• [Challenge] List every line in the records below that contains the string "mode". Case counts.

• [Supplied material]
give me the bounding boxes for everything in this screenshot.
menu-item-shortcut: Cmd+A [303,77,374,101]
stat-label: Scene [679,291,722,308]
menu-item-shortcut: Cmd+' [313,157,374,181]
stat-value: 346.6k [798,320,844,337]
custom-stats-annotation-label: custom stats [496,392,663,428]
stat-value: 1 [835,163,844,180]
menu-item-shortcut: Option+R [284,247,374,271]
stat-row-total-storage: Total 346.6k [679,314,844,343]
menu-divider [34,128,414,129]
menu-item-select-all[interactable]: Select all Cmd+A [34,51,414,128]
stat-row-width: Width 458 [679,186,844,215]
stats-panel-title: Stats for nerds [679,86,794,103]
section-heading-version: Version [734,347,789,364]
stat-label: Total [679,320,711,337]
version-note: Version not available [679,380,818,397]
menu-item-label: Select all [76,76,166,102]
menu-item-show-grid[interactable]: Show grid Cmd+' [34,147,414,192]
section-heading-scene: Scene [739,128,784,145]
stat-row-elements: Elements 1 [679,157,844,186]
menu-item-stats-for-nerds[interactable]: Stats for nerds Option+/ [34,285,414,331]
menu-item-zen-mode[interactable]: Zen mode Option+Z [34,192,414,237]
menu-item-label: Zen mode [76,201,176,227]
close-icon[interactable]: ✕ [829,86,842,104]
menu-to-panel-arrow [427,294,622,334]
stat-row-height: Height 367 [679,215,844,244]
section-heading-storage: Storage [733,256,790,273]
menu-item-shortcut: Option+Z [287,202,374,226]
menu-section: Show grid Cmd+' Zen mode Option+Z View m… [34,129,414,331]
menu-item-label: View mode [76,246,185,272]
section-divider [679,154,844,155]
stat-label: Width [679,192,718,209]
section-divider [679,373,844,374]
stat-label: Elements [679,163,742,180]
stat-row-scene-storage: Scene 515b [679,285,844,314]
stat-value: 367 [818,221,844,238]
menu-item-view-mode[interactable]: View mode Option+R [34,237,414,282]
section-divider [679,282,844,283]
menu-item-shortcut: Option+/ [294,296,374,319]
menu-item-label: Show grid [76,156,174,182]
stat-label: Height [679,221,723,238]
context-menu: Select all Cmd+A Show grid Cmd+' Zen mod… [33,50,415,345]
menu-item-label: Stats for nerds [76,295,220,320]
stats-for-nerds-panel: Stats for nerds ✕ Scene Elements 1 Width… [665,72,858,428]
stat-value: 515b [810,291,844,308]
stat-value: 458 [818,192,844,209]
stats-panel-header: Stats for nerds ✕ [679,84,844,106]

• [Expected answer]
menu-item-zen-mode[interactable]: Zen mode Option+Z [34,192,414,237]
menu-item-label: Zen mode [76,201,176,227]
menu-section: Show grid Cmd+' Zen mode Option+Z View m… [34,129,414,331]
menu-item-label: View mode [76,246,185,272]
menu-item-view-mode[interactable]: View mode Option+R [34,237,414,282]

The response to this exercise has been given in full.